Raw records
----------

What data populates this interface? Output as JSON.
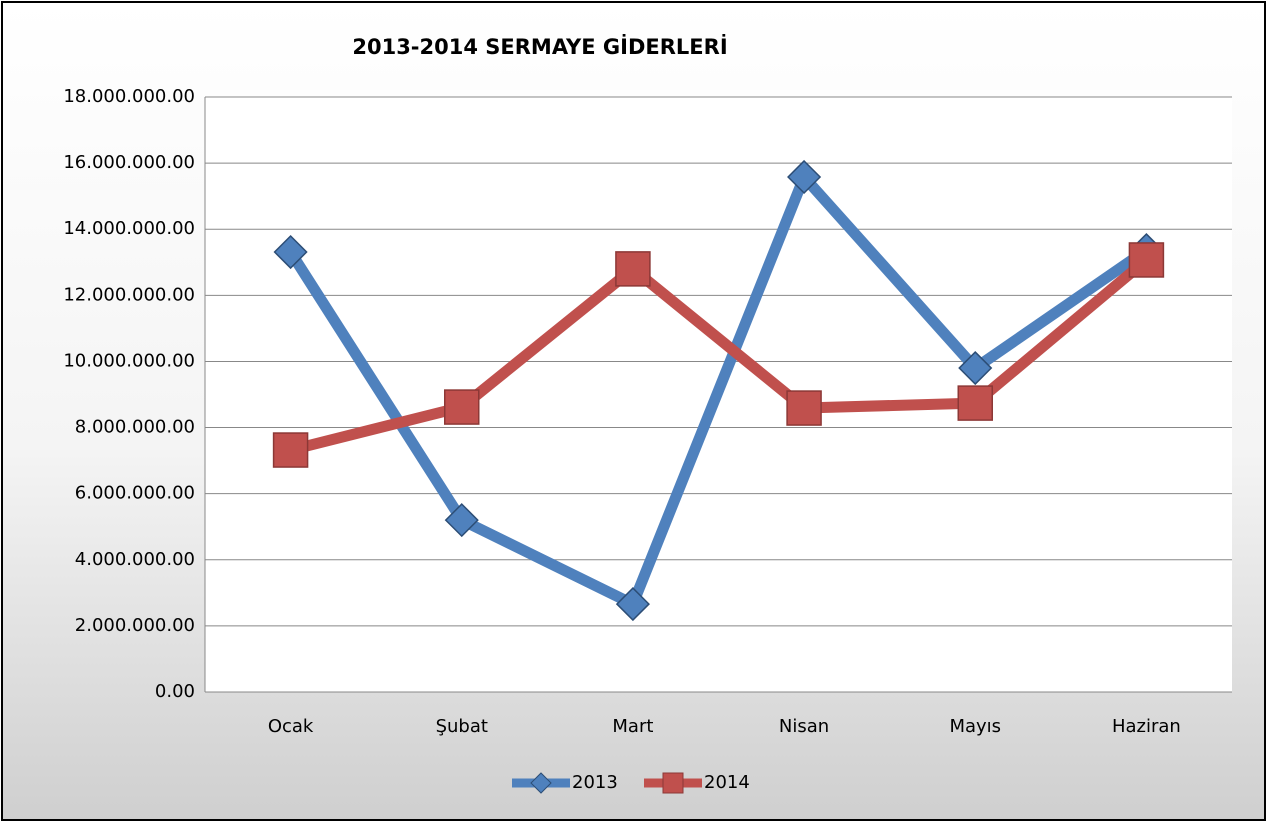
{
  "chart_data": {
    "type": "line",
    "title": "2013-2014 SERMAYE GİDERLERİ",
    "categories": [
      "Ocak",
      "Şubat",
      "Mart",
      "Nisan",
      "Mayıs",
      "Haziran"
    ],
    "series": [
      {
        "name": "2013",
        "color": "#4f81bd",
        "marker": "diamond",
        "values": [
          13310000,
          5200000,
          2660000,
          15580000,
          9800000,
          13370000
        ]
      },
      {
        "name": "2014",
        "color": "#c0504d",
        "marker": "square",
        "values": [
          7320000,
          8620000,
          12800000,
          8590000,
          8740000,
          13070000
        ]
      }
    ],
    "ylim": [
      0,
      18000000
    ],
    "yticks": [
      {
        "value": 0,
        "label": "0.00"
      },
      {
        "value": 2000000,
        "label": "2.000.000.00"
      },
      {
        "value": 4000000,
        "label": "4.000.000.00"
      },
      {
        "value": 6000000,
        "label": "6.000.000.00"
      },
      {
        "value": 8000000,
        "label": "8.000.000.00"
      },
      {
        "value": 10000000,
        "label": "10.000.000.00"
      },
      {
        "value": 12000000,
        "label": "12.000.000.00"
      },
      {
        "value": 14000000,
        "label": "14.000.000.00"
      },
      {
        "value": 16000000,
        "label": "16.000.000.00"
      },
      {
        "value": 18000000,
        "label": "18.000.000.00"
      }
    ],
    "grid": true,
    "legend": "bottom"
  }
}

----------

> What the exercise asks: Among the lines of the records above, count those holding the string "label", and report only the number.

> The response: 10